Please pull out every line that includes the string "Long".

==========

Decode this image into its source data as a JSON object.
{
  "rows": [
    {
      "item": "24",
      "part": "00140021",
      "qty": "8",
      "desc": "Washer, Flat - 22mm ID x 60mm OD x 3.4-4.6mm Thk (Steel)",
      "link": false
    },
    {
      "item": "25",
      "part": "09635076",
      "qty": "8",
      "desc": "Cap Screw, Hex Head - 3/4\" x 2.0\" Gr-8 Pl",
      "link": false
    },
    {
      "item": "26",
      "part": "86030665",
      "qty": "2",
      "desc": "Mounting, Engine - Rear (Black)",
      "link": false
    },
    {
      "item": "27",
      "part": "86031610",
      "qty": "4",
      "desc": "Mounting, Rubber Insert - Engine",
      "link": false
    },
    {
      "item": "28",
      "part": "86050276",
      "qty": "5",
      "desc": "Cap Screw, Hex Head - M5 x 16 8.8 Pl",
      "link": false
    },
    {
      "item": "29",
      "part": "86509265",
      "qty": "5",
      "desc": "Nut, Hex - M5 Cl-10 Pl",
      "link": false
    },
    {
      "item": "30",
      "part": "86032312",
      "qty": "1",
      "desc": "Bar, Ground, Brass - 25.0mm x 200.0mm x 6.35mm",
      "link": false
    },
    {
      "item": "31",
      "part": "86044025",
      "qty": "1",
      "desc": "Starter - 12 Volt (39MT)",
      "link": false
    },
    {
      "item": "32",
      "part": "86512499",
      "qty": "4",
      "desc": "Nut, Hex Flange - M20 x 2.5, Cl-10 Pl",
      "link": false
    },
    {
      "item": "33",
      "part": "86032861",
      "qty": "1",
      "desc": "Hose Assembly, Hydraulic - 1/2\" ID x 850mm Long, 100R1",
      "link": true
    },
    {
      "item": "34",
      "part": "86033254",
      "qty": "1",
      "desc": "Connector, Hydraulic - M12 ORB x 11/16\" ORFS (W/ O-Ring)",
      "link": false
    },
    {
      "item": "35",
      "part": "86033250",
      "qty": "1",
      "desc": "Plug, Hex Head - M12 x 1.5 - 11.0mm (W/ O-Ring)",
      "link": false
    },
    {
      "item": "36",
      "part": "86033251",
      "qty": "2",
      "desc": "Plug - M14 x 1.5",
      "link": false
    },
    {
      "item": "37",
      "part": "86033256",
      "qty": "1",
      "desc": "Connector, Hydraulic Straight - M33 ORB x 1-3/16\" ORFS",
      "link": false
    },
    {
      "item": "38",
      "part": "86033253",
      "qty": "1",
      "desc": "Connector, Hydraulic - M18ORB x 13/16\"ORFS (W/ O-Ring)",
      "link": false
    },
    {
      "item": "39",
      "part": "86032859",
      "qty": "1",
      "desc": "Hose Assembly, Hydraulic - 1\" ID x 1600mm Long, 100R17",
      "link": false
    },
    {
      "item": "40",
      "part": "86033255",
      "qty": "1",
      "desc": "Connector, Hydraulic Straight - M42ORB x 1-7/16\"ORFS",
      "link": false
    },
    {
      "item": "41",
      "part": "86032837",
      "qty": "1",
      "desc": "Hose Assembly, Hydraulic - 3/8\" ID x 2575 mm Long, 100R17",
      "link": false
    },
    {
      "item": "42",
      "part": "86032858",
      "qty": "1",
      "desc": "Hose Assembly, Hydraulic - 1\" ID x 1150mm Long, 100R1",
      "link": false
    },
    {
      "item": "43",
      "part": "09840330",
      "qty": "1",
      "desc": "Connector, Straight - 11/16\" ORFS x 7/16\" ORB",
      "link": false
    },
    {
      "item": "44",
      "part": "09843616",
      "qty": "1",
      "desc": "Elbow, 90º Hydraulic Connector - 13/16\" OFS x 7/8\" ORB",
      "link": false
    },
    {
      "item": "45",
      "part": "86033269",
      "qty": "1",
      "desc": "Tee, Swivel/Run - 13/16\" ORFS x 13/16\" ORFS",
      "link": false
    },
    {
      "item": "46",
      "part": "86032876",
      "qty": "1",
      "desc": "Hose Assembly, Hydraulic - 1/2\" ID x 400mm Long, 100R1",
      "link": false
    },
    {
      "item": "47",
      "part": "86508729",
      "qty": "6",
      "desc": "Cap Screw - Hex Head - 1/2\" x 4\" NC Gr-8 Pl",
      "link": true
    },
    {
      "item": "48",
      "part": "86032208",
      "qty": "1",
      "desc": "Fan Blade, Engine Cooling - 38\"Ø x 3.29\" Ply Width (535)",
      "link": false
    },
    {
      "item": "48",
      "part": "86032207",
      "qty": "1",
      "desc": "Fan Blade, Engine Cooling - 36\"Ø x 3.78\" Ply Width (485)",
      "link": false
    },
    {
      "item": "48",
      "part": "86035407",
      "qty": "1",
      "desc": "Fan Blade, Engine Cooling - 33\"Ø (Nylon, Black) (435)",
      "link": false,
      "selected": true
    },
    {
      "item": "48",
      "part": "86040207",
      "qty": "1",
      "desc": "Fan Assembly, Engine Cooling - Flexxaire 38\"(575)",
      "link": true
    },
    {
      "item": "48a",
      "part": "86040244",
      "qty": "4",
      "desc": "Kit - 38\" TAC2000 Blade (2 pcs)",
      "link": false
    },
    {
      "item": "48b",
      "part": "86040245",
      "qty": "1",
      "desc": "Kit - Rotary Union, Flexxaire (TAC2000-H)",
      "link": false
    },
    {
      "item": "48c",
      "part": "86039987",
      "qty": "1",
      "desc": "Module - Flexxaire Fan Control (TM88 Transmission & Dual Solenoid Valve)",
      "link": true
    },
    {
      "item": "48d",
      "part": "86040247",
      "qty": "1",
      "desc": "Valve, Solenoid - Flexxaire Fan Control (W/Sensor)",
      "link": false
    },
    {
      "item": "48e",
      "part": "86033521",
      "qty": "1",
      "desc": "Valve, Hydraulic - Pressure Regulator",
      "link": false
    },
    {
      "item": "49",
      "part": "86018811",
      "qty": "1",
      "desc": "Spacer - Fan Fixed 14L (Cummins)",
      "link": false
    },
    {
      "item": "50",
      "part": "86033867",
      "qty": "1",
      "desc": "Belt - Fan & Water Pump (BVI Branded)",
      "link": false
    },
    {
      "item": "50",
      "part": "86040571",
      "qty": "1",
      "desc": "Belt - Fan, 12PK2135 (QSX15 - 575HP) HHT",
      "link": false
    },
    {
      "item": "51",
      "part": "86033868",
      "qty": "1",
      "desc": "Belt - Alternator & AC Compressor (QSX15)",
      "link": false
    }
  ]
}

==========

THE SOLUTION >>
      "desc": "Hose Assembly, Hydraulic - 1/2\" ID x 850mm Long, 100R1",
      "desc": "Hose Assembly, Hydraulic - 1\" ID x 1600mm Long, 100R17",
      "desc": "Hose Assembly, Hydraulic - 3/8\" ID x 2575 mm Long, 100R17",
      "desc": "Hose Assembly, Hydraulic - 1\" ID x 1150mm Long, 100R1",
      "desc": "Hose Assembly, Hydraulic - 1/2\" ID x 400mm Long, 100R1",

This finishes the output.